> Exercise aim:
Show each line of the data below that has the string "button" in it.

— Start —

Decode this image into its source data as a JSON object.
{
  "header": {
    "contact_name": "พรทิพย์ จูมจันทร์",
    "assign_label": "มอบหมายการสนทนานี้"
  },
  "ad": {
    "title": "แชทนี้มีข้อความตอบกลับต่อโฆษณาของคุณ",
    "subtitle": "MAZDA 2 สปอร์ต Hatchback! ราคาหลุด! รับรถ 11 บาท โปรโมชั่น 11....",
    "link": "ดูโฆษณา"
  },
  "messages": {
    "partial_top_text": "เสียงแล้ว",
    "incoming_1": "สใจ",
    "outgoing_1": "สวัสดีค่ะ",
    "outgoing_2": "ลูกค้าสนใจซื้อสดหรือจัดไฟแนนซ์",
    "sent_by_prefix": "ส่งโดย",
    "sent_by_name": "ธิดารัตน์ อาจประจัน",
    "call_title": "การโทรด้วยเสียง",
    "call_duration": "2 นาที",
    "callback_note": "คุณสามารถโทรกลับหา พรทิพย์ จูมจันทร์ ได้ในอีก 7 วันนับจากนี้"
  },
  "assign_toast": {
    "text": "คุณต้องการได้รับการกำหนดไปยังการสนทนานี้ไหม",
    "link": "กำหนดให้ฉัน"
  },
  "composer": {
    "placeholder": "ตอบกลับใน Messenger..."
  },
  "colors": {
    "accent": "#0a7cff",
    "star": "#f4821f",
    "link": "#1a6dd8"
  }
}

— End —
— Start —

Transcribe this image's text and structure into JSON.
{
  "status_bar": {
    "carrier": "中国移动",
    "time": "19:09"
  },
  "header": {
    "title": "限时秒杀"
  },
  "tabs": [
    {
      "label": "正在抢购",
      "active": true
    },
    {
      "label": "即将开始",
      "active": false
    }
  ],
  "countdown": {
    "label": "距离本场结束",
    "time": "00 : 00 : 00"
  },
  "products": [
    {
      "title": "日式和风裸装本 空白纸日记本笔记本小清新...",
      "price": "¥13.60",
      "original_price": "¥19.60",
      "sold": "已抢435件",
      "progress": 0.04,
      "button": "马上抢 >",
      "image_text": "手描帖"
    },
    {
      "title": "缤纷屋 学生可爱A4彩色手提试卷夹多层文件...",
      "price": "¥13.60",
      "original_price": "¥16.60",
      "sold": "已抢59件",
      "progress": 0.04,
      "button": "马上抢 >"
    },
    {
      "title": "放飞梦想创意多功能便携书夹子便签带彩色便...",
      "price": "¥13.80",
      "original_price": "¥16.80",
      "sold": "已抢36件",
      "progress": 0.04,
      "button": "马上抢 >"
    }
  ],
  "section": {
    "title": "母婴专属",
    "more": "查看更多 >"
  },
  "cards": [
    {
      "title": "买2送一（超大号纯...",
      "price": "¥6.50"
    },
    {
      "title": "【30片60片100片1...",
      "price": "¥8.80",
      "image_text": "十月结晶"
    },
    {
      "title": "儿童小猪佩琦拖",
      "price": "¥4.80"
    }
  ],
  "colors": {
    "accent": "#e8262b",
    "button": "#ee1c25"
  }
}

— End —
— Start —

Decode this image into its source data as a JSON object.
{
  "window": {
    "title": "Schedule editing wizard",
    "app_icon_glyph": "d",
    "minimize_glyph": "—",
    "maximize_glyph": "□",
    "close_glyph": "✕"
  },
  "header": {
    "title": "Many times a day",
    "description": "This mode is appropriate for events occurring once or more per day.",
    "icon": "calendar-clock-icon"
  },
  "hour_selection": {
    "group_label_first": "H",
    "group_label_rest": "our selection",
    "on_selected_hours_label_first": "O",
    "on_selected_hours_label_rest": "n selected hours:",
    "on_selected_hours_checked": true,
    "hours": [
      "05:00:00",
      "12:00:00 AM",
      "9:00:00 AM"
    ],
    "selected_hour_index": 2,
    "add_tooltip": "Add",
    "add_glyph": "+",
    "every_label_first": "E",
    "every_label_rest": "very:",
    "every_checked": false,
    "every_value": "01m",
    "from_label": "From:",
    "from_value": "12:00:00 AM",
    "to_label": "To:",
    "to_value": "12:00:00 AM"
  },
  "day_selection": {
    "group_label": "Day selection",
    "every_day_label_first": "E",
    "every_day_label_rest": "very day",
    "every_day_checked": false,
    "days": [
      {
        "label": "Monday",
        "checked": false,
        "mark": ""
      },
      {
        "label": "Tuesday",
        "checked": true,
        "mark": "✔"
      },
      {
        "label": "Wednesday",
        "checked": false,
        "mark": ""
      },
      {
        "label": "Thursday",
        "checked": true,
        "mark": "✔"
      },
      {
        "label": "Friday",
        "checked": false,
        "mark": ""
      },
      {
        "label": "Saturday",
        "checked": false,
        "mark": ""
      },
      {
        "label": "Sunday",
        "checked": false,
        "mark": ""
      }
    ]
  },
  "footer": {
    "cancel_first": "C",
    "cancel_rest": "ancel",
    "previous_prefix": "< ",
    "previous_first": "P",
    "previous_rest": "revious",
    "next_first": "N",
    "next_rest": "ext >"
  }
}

— End —

> Exercise solution:
      "button": "马上抢 >",
      "button": "马上抢 >"
      "button": "马上抢 >"
    "button": "#ee1c25"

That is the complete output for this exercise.